EXERCISE TASK: Write out each line from the data below that includes the word "User".

Dataset excerpts:

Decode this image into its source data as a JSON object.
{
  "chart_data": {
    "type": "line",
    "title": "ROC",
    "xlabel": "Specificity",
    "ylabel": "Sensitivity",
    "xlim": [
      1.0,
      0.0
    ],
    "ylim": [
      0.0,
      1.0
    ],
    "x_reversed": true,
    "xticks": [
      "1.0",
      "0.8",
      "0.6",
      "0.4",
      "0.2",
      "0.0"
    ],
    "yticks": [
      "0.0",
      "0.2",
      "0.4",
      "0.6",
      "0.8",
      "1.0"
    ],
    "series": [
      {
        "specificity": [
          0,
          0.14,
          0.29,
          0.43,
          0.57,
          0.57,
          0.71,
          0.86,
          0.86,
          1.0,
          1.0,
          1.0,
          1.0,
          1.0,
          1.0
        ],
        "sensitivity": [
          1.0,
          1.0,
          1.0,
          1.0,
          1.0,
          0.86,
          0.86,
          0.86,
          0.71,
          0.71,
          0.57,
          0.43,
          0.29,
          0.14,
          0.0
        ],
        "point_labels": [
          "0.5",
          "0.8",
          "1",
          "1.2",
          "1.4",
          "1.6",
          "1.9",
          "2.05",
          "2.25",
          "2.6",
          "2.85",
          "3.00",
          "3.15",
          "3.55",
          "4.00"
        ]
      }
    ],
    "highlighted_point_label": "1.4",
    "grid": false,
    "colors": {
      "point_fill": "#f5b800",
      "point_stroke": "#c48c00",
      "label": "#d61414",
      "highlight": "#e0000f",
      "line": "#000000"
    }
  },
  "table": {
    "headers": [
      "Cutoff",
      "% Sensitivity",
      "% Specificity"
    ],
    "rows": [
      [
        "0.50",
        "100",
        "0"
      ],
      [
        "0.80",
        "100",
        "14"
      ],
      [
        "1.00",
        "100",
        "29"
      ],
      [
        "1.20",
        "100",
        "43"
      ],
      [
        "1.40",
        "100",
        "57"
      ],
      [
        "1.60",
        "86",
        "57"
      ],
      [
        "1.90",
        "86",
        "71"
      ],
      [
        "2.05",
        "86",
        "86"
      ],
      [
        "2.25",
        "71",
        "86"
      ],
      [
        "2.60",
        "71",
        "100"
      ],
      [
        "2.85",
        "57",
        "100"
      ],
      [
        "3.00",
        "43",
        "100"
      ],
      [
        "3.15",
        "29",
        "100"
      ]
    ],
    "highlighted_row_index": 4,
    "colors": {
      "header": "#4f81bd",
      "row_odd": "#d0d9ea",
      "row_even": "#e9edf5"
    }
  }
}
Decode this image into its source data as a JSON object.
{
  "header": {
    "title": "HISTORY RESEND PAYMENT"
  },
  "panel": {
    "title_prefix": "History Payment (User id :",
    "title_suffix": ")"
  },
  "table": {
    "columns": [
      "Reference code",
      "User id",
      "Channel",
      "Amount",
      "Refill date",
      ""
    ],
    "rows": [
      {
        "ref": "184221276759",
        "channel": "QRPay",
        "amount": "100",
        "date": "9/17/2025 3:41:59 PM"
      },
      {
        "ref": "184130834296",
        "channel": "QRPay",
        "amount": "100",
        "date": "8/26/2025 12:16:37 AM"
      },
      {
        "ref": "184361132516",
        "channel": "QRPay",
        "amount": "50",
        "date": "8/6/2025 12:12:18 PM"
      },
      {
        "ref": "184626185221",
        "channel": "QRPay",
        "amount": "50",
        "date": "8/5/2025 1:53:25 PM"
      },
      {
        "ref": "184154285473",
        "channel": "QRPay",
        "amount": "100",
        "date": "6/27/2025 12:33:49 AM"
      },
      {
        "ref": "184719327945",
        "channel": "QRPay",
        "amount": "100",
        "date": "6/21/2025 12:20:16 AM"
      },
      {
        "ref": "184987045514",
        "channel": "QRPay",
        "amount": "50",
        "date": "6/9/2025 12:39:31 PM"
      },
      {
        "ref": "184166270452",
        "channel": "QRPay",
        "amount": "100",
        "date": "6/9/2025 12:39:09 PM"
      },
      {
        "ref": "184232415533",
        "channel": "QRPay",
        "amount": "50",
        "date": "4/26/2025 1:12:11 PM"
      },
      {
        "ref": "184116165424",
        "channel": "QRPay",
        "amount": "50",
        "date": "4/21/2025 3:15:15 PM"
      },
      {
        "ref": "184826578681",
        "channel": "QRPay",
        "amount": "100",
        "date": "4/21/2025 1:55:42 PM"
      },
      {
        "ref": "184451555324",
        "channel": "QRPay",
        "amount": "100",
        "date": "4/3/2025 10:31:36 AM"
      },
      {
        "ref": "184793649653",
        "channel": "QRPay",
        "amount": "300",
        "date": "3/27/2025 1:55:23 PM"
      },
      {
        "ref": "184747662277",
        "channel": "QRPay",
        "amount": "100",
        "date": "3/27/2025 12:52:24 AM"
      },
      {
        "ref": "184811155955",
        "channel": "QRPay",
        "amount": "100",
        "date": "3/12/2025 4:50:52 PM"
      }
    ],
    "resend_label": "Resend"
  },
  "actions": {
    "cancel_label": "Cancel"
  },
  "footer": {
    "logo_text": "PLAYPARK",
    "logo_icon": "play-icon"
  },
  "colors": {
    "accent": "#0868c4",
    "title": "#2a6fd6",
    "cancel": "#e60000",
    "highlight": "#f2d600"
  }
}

REPLY TO THE TASK:
    "title_prefix": "History Payment (User id :",
      "User id",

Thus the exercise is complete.